Look below. Copy each line that has "frac" in it.

# # # #

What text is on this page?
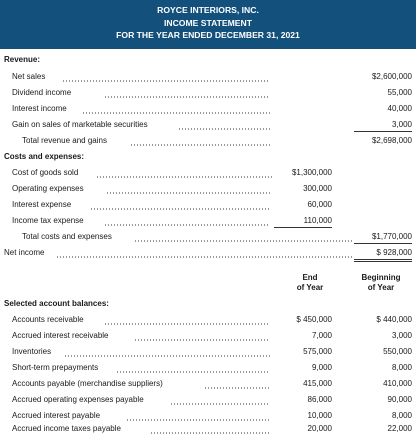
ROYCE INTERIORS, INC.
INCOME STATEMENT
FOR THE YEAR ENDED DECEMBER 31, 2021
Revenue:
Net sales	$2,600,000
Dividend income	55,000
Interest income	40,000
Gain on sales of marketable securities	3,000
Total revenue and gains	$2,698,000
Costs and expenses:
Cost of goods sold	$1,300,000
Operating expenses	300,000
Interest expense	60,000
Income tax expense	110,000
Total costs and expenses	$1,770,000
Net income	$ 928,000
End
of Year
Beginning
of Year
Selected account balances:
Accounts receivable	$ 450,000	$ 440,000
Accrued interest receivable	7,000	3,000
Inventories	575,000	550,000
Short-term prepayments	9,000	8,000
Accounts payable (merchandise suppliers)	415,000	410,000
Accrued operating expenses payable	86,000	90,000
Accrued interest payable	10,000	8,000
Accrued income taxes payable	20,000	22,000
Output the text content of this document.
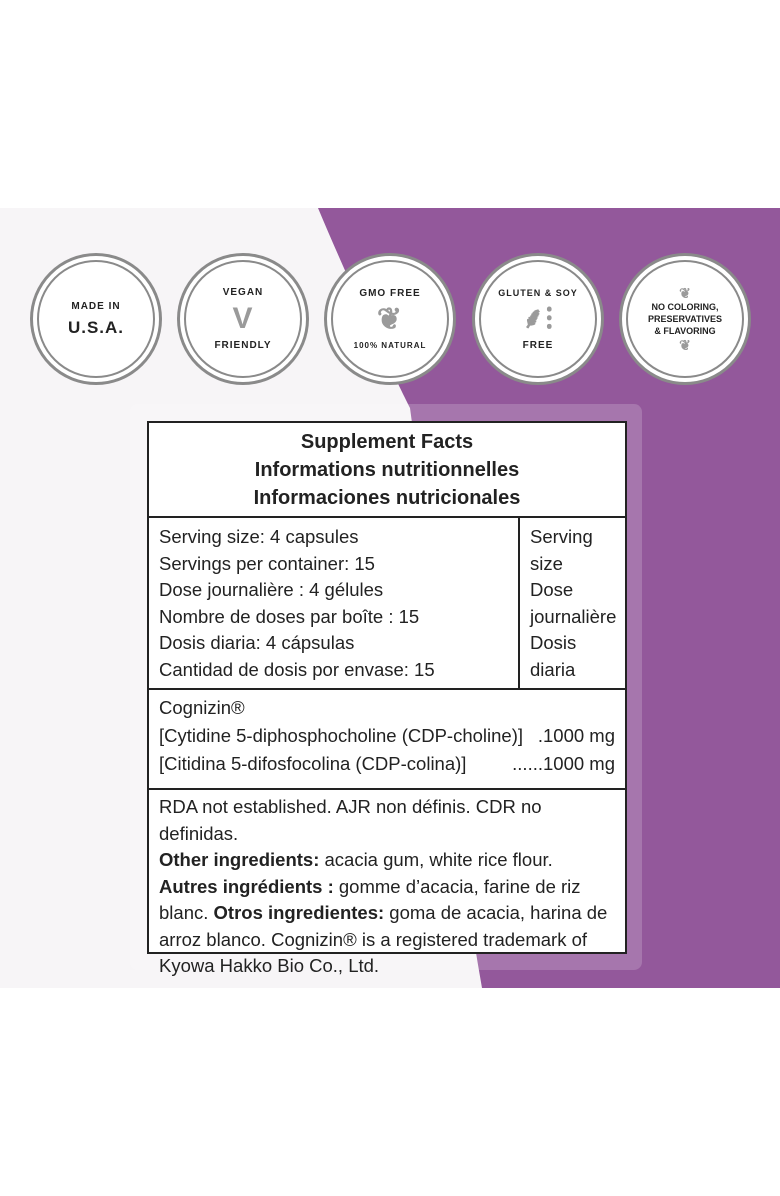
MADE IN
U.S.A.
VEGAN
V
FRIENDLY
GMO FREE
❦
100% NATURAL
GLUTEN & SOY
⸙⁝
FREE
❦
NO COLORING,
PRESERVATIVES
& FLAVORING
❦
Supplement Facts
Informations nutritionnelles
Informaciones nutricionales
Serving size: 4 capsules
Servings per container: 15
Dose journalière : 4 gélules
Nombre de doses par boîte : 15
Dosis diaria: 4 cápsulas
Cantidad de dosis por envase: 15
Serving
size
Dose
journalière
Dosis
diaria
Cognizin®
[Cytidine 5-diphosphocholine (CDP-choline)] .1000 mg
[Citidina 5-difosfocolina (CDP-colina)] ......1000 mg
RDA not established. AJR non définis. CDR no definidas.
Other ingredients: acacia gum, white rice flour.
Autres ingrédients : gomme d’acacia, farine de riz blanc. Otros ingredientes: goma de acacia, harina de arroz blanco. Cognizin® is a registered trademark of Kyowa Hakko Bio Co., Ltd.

# # # #

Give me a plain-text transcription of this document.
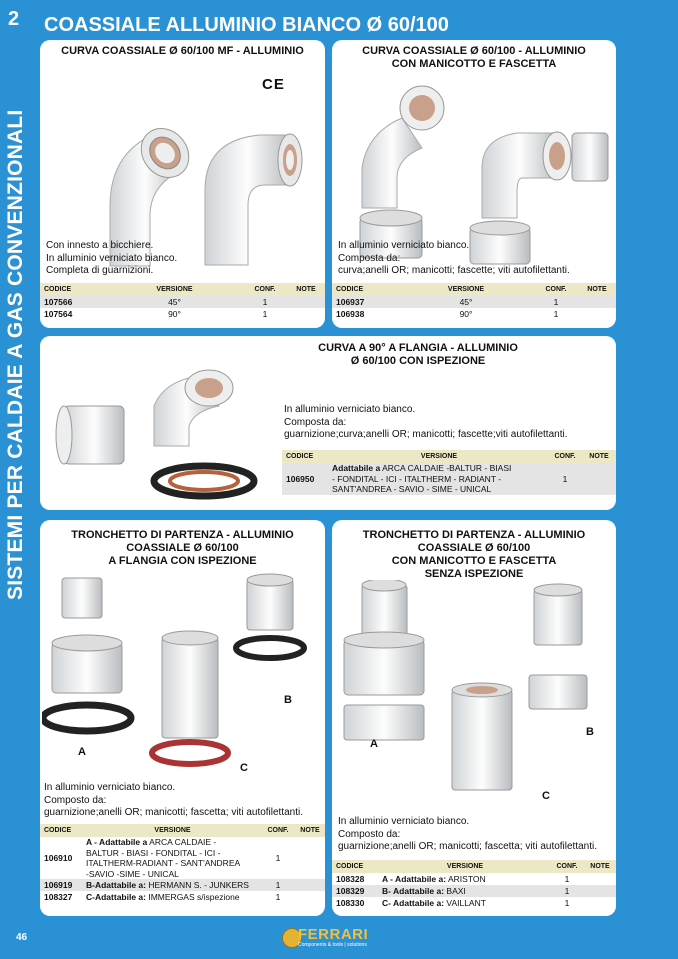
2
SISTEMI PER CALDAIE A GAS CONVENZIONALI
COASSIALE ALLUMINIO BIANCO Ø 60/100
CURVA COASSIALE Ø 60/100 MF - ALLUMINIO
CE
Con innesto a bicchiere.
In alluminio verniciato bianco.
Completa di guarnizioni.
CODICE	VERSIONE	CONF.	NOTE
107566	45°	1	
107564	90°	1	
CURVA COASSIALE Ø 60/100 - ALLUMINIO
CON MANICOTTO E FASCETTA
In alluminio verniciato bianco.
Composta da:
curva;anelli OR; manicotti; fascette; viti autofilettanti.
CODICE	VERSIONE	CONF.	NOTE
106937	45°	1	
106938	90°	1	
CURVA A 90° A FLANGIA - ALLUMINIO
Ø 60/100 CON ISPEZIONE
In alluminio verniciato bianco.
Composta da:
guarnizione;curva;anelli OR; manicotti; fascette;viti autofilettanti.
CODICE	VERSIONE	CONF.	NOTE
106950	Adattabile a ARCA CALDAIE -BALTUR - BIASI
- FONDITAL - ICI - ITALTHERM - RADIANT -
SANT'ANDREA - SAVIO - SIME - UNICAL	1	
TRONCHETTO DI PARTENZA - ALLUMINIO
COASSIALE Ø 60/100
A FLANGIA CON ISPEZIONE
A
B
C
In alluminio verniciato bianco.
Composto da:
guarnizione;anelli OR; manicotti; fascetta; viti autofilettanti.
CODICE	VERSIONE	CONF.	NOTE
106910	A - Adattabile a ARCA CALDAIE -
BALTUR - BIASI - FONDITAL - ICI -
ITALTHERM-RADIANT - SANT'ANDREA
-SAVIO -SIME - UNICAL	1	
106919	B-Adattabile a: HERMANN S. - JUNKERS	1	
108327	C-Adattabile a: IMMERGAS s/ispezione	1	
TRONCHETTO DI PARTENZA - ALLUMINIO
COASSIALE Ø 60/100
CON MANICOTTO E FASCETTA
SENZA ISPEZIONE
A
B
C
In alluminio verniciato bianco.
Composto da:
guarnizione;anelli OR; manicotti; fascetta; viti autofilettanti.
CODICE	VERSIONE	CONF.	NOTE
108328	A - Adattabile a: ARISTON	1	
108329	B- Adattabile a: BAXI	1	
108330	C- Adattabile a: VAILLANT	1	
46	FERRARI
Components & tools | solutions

# # # #

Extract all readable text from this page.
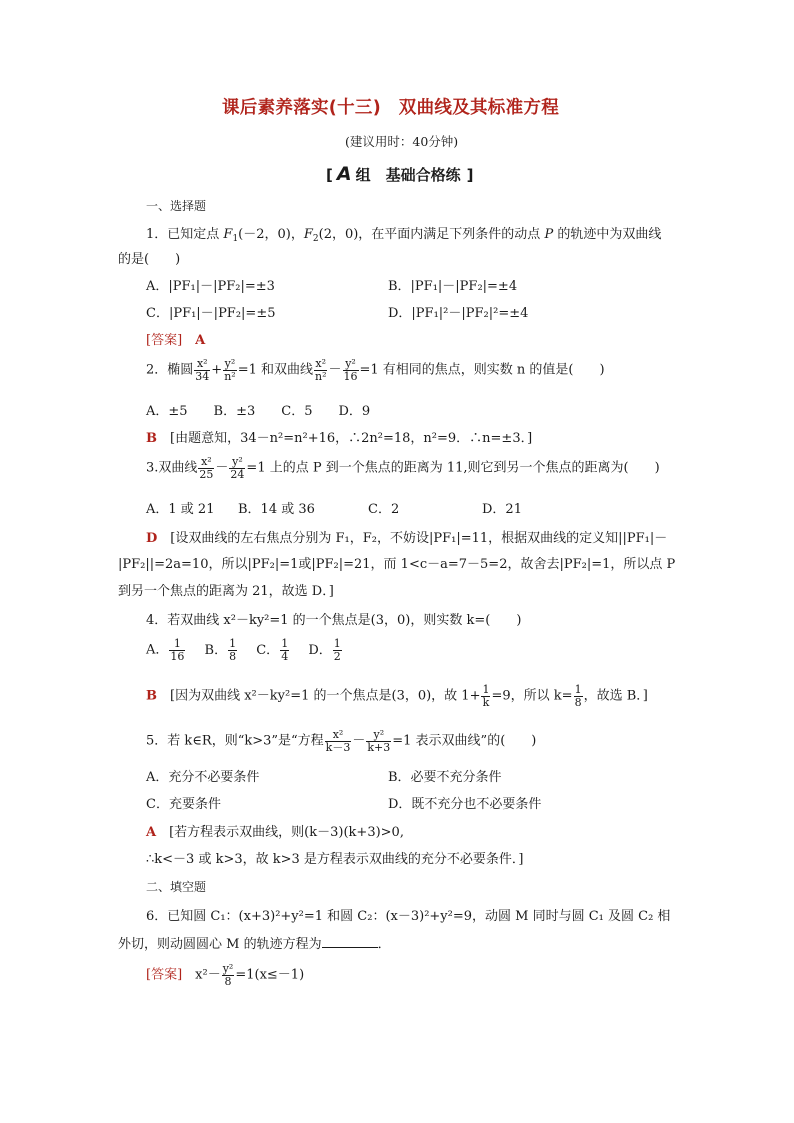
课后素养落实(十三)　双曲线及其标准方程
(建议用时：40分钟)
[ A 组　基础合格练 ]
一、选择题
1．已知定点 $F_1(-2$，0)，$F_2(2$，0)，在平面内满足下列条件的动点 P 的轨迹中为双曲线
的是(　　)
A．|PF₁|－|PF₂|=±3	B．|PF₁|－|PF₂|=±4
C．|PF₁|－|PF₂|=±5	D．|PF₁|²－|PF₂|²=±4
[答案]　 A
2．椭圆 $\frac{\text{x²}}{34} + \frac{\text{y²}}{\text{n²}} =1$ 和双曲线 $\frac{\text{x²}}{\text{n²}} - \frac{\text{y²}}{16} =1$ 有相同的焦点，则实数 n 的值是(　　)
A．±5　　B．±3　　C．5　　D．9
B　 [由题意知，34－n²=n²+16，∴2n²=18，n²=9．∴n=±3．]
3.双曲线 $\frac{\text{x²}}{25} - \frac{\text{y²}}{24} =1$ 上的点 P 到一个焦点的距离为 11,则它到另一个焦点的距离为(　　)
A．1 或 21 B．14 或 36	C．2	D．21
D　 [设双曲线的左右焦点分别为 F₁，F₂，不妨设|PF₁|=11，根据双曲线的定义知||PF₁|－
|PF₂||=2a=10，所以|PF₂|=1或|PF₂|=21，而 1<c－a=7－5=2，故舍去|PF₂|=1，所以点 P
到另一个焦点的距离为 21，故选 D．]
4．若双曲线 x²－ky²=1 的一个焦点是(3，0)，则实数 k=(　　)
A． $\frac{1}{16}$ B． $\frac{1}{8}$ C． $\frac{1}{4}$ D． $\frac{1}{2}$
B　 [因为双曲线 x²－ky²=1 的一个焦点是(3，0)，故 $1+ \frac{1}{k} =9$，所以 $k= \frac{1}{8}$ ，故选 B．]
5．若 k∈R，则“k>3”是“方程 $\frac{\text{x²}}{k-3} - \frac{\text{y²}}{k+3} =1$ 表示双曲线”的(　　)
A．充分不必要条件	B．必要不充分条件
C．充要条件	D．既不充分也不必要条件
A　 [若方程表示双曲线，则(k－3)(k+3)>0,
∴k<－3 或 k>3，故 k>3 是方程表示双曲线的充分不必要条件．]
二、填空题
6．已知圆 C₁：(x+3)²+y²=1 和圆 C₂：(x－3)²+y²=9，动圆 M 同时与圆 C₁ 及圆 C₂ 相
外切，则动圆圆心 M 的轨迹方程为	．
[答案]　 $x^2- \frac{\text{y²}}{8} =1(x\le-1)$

# # # #

## Answer below
2．椭圆 $\frac{\text{x²}}{34} + \frac{\text{y²}}{\text{n²}} =1$ 和双曲线 $\frac{\text{x²}}{\text{n²}} - \frac{\text{y²}}{16} =1$ 有相同的焦点，则实数 n 的值是(　　)
3.双曲线 $\frac{\text{x²}}{25} - \frac{\text{y²}}{24} =1$ 上的点 P 到一个焦点的距离为 11,则它到另一个焦点的距离为(　　)
A． $\frac{1}{16}$ B． $\frac{1}{8}$ C． $\frac{1}{4}$ D． $\frac{1}{2}$
B　 [因为双曲线 x²－ky²=1 的一个焦点是(3，0)，故 $1+ \frac{1}{k} =9$，所以 $k= \frac{1}{8}$ ，故选 B．]
5．若 k∈R，则“k>3”是“方程 $\frac{\text{x²}}{k-3} - \frac{\text{y²}}{k+3} =1$ 表示双曲线”的(　　)
[答案]　 $x^2- \frac{\text{y²}}{8} =1(x\le-1)$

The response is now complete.